> **Task statement**
Will you output the entries below exactly, skipping every image they contain?

> **Data entries**

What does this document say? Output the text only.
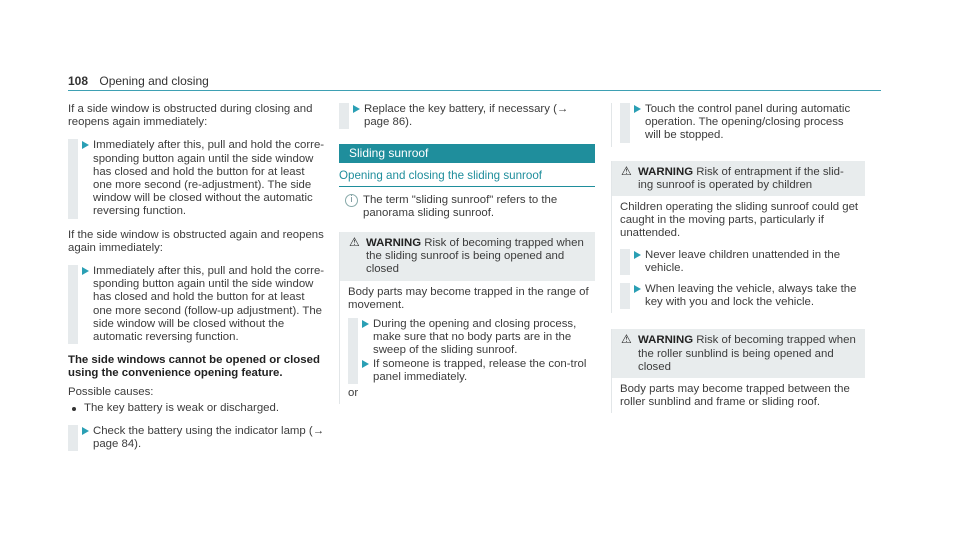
108 Opening and closing

If a side window is obstructed during closing and reopens again immediately:

Immediately after this, pull and hold the corre-sponding button again until the side window has closed and hold the button for at least one more second (re-adjustment). The side window will be closed without the automatic reversing function.

If the side window is obstructed again and reopens again immediately:

Immediately after this, pull and hold the corre-sponding button again until the side window has closed and hold the button for at least one more second (follow-up adjustment). The side window will be closed without the automatic reversing function.

The side windows cannot be opened or closed using the convenience opening feature.

Possible causes:

The key battery is weak or discharged.

Check the battery using the indicator lamp (→ page 84).

Replace the key battery, if necessary (→ page 86).

Sliding sunroof
Opening and closing the sliding sunroof
i The term "sliding sunroof" refers to the panorama sliding sunroof.

⚠ WARNING Risk of becoming trapped when the sliding sunroof is being opened and closed

Body parts may become trapped in the range of movement.

During the opening and closing process, make sure that no body parts are in the sweep of the sliding sunroof.

If someone is trapped, release the con-trol panel immediately.

or

Touch the control panel during automatic operation. The opening/closing process will be stopped.

⚠ WARNING Risk of entrapment if the slid-ing sunroof is operated by children

Children operating the sliding sunroof could get caught in the moving parts, particularly if unattended.

Never leave children unattended in the vehicle.

When leaving the vehicle, always take the key with you and lock the vehicle.

⚠ WARNING Risk of becoming trapped when the roller sunblind is being opened and closed

Body parts may become trapped between the roller sunblind and frame or sliding roof.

> **Answer to the exercise**
What does this document say? Output the text only.
108 Opening and closing

If a side window is obstructed during closing and reopens again immediately:

Immediately after this, pull and hold the corre-sponding button again until the side window has closed and hold the button for at least one more second (re-adjustment). The side window will be closed without the automatic reversing function.

If the side window is obstructed again and reopens again immediately:

Immediately after this, pull and hold the corre-sponding button again until the side window has closed and hold the button for at least one more second (follow-up adjustment). The side window will be closed without the automatic reversing function.

The side windows cannot be opened or closed using the convenience opening feature.

Possible causes:

The key battery is weak or discharged.

Check the battery using the indicator lamp (→ page 84).

Replace the key battery, if necessary (→ page 86).

Sliding sunroof
Opening and closing the sliding sunroof
i The term "sliding sunroof" refers to the panorama sliding sunroof.

⚠ WARNING Risk of becoming trapped when the sliding sunroof is being opened and closed

Body parts may become trapped in the range of movement.

During the opening and closing process, make sure that no body parts are in the sweep of the sliding sunroof.

If someone is trapped, release the con-trol panel immediately.

or

Touch the control panel during automatic operation. The opening/closing process will be stopped.

⚠ WARNING Risk of entrapment if the slid-ing sunroof is operated by children

Children operating the sliding sunroof could get caught in the moving parts, particularly if unattended.

Never leave children unattended in the vehicle.

When leaving the vehicle, always take the key with you and lock the vehicle.

⚠ WARNING Risk of becoming trapped when the roller sunblind is being opened and closed

Body parts may become trapped between the roller sunblind and frame or sliding roof.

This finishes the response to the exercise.